» GIVEN PROBLEM
Your answer should be one number: the count of lines in these entries that hold the word "себя".

(Extracted data entries)
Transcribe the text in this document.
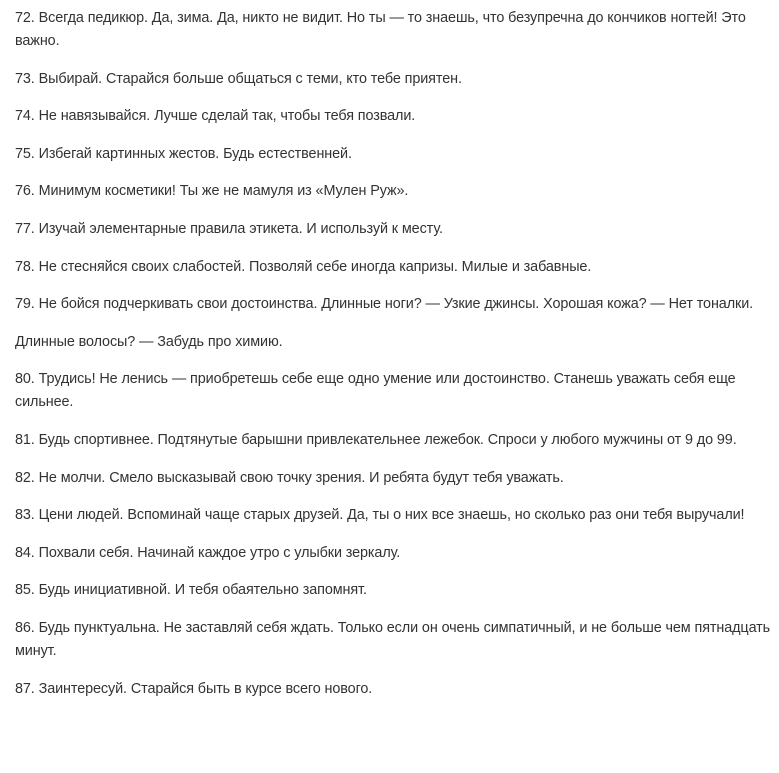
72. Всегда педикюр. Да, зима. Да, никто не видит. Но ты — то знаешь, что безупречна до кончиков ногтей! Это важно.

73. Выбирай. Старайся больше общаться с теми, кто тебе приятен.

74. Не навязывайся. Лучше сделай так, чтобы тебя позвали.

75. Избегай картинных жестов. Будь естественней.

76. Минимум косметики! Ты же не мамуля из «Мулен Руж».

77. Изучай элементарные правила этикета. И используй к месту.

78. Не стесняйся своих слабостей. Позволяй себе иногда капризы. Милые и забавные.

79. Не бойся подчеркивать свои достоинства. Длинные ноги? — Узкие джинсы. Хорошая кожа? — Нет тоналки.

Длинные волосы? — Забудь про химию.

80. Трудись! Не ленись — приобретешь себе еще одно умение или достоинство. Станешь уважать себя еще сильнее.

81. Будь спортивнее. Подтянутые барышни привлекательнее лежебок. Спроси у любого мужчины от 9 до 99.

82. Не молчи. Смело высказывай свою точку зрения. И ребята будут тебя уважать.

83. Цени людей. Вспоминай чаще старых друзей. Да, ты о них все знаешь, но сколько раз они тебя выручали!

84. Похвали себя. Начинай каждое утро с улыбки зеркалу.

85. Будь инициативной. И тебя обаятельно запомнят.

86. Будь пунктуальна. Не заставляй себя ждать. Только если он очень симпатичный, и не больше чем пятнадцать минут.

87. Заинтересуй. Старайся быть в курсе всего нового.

...

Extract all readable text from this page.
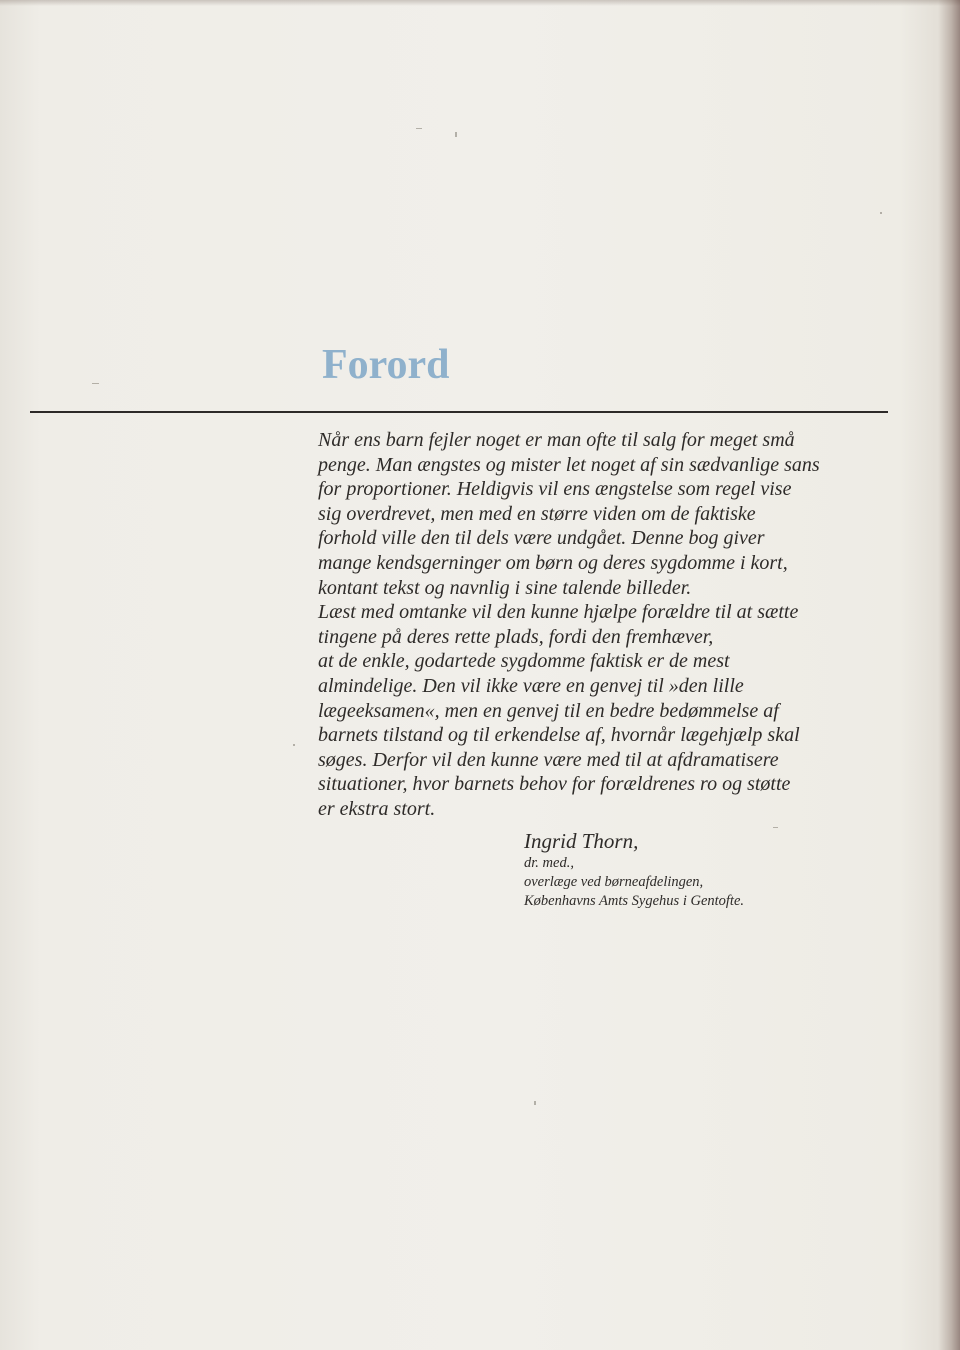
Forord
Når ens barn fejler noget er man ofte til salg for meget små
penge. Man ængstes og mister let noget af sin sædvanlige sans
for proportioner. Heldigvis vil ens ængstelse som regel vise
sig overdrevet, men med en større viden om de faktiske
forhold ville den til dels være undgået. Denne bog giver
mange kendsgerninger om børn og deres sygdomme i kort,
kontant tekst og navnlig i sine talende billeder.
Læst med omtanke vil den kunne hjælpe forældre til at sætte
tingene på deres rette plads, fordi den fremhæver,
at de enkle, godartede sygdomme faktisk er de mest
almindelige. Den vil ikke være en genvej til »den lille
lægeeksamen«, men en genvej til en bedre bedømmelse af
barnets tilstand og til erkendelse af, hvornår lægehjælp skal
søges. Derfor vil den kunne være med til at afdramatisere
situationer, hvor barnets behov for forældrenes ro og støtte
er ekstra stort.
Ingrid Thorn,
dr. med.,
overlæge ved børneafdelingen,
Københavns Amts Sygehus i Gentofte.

» THE OUTPUT
3